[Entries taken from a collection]
○ ○ ○ ○ ○

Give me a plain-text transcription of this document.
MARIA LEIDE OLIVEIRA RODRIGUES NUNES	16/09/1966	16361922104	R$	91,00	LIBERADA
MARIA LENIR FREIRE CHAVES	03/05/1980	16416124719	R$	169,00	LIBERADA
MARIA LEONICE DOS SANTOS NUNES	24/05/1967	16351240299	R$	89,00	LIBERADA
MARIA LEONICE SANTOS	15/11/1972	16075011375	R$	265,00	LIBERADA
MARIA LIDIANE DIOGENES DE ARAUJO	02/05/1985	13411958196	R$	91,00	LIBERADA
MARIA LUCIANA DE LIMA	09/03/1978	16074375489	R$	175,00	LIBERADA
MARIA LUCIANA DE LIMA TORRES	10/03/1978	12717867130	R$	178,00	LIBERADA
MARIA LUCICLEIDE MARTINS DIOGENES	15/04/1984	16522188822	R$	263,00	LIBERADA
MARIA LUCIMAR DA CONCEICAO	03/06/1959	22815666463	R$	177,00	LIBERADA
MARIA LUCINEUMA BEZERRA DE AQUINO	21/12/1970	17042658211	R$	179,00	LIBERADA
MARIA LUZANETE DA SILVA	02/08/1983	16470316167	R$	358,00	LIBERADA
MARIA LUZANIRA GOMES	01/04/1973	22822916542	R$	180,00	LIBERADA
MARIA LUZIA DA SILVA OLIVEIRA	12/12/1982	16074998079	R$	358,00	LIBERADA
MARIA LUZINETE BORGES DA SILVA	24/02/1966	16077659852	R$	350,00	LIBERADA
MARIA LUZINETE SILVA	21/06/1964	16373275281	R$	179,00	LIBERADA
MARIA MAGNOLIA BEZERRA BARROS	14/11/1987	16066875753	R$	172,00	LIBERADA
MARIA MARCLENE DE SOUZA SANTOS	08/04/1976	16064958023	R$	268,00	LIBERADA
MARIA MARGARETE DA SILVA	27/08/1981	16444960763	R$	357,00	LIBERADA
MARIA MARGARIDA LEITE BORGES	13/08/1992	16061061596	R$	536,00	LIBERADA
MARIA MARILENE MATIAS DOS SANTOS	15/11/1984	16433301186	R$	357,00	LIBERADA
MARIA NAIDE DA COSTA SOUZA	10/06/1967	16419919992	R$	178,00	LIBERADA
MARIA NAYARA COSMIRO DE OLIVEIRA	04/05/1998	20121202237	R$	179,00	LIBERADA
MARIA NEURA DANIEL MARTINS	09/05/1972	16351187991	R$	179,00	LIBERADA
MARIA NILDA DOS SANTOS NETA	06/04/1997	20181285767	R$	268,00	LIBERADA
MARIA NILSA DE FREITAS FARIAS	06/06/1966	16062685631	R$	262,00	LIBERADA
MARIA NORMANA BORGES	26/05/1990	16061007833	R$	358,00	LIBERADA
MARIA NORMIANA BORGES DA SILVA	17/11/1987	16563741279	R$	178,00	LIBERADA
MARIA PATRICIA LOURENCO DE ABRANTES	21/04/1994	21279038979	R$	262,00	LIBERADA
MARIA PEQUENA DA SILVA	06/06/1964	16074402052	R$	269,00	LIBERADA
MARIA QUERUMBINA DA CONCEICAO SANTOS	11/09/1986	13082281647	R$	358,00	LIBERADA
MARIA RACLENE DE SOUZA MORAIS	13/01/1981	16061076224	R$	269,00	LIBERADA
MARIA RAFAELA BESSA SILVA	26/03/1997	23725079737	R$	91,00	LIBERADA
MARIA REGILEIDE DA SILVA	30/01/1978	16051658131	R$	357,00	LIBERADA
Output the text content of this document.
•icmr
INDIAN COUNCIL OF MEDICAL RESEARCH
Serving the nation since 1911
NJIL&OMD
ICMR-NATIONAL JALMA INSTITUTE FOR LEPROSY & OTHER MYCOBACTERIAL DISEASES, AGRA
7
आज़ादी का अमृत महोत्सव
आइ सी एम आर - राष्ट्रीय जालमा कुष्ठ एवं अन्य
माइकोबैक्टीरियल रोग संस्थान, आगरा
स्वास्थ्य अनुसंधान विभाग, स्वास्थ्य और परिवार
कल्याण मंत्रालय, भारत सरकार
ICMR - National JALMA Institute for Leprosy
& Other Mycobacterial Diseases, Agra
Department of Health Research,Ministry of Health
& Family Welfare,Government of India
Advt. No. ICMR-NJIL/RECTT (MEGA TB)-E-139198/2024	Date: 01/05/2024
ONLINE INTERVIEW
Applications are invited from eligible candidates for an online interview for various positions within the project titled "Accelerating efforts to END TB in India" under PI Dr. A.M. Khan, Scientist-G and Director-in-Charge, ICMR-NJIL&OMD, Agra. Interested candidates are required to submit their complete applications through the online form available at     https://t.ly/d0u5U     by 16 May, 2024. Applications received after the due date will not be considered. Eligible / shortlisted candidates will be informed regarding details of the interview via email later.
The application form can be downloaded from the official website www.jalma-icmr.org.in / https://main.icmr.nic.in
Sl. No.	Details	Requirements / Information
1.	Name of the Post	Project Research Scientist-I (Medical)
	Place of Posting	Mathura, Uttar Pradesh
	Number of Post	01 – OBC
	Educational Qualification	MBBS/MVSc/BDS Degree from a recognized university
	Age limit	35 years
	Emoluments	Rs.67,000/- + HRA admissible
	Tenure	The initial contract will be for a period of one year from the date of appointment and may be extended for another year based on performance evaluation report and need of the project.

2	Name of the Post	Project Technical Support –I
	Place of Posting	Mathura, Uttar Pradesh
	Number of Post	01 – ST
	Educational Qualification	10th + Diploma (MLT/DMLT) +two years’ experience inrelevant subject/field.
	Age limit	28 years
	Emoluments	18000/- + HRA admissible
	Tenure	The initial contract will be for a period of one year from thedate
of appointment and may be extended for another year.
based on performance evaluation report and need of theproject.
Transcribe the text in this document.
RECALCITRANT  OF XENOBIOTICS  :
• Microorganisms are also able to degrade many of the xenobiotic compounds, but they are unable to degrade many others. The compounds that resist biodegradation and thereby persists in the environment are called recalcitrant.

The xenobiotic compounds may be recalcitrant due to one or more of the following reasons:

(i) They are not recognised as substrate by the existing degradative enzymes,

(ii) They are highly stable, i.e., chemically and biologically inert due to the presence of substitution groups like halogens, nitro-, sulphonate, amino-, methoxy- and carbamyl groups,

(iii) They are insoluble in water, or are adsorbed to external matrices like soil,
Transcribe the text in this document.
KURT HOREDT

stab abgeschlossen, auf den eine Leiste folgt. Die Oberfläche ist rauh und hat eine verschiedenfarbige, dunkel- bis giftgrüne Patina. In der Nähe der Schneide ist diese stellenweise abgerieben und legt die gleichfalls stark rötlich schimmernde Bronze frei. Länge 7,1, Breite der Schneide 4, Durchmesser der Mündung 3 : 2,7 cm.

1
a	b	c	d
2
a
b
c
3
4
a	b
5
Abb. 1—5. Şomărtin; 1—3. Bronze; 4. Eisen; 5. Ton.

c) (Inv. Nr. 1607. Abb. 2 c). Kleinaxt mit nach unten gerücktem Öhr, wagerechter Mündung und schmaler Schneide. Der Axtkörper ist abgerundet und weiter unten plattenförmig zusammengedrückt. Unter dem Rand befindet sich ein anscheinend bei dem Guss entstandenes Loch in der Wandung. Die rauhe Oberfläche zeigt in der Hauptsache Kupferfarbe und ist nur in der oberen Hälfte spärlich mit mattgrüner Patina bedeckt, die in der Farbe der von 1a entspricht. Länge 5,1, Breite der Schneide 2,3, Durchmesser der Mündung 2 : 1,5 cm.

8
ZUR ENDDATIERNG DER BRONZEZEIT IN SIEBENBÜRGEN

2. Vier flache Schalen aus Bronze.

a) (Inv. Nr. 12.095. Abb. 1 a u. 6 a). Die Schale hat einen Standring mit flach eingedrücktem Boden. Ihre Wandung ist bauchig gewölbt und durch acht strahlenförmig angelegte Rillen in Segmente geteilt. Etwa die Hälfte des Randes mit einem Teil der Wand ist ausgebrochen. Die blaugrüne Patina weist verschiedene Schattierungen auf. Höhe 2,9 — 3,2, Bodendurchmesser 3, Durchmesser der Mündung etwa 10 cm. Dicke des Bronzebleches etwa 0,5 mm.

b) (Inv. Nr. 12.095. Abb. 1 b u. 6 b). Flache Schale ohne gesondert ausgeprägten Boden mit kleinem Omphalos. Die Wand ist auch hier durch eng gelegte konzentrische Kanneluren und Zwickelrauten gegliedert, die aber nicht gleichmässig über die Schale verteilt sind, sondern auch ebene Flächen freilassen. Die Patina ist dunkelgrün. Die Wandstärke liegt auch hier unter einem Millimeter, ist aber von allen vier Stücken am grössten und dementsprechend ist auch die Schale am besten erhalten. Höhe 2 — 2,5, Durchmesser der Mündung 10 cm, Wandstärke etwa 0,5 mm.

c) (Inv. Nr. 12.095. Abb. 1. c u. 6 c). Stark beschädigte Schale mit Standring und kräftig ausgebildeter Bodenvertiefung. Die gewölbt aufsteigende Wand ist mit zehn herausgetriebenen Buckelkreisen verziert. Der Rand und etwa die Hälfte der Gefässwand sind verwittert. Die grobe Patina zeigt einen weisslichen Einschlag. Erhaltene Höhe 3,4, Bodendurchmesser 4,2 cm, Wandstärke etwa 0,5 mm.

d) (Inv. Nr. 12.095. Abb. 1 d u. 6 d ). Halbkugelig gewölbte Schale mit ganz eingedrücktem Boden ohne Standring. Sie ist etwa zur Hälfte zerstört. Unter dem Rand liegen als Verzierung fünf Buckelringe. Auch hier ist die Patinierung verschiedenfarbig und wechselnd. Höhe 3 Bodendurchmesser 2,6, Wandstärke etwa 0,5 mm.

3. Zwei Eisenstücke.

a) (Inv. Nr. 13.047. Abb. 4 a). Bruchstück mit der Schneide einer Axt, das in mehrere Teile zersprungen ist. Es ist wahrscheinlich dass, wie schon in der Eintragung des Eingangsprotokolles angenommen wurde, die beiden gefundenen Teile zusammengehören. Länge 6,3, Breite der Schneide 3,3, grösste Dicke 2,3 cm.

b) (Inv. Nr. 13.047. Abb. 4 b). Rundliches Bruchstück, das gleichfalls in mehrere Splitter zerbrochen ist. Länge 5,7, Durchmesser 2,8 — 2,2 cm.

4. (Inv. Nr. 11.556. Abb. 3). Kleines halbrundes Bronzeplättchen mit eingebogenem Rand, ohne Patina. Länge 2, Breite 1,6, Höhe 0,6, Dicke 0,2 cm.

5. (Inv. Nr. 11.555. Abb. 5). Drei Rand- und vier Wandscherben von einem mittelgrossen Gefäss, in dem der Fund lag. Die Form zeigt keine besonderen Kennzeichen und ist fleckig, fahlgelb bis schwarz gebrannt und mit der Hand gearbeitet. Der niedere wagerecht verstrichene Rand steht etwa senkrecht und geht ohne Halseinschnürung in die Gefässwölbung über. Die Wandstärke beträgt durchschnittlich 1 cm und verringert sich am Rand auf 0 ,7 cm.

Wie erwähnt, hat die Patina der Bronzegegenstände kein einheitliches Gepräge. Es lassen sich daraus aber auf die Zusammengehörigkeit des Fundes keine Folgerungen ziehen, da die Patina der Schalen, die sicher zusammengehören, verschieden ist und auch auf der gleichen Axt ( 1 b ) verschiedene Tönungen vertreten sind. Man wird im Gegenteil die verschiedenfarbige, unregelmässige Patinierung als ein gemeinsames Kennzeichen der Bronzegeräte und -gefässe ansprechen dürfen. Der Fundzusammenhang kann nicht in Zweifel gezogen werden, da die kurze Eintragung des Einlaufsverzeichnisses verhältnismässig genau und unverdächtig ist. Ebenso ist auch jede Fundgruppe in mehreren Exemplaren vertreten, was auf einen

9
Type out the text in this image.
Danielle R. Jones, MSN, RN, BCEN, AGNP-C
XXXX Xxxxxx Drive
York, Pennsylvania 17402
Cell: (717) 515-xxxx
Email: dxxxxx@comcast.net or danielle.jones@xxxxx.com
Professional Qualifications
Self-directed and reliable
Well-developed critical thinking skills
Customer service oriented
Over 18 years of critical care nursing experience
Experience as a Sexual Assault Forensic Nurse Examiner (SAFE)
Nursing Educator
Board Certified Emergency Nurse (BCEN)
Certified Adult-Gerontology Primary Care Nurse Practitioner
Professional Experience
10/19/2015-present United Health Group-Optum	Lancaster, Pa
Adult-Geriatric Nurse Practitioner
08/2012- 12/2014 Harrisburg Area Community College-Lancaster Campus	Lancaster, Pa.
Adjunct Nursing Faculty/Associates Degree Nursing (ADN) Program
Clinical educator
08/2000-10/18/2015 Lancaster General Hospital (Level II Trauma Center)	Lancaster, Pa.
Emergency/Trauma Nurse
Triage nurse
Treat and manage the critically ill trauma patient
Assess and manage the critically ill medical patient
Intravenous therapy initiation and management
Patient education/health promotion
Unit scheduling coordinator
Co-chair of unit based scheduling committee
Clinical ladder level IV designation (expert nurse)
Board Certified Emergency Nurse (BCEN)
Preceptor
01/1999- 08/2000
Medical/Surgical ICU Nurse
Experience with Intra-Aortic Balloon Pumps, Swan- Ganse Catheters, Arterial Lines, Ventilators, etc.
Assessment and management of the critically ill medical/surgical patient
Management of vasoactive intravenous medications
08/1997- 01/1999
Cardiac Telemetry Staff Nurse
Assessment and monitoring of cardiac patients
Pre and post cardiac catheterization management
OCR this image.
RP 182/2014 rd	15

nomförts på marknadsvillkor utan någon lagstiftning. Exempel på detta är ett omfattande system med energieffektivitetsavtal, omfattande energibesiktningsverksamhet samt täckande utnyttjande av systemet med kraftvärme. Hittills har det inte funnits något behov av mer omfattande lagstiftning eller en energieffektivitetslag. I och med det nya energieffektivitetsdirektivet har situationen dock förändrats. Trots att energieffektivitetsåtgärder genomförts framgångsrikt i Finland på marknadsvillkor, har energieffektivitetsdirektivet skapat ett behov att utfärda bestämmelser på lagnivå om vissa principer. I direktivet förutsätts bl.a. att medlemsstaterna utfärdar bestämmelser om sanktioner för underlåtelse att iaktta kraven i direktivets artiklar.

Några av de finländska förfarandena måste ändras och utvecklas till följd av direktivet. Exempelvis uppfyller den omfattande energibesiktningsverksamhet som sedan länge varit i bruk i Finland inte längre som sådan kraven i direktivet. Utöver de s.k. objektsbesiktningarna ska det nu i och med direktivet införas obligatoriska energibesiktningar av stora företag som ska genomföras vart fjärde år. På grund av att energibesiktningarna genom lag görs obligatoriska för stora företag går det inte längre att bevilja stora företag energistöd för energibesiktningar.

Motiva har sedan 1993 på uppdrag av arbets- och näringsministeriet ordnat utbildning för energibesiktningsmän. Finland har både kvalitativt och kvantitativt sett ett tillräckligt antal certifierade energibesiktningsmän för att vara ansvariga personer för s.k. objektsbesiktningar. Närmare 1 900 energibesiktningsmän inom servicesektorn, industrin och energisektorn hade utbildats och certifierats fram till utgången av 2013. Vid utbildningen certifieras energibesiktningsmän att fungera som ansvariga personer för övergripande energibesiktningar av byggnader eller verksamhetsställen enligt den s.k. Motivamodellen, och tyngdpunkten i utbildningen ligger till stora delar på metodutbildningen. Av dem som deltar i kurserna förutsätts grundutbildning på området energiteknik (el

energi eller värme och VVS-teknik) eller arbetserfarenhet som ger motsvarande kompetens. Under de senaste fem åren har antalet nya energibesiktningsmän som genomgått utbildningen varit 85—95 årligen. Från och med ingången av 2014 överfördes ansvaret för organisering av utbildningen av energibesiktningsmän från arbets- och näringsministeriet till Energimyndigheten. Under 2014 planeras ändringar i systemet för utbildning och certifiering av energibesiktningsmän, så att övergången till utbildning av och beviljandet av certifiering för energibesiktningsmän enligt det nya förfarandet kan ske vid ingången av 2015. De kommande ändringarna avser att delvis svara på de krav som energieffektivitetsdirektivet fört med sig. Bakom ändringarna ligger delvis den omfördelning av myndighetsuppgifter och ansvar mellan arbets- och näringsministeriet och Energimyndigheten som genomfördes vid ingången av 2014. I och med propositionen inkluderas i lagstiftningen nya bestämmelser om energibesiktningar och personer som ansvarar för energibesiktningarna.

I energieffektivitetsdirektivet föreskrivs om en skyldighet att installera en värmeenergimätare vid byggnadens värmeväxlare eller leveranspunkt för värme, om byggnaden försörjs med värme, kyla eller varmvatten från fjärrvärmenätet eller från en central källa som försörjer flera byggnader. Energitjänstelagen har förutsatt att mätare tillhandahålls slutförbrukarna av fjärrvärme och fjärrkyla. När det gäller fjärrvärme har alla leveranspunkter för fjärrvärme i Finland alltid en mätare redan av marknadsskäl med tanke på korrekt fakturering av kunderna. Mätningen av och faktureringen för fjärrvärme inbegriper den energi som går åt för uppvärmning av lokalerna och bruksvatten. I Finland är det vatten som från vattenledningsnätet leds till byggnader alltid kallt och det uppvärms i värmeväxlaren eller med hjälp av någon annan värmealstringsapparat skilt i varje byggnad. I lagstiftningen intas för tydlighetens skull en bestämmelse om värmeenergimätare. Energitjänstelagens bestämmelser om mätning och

○ ○ ○ ○ ○

▶ **EXERCISE PROMPT**
In the entries above, count each line with "Eintragung"; reply with the total only.

▶ **EXERCISE SOLUTION**
2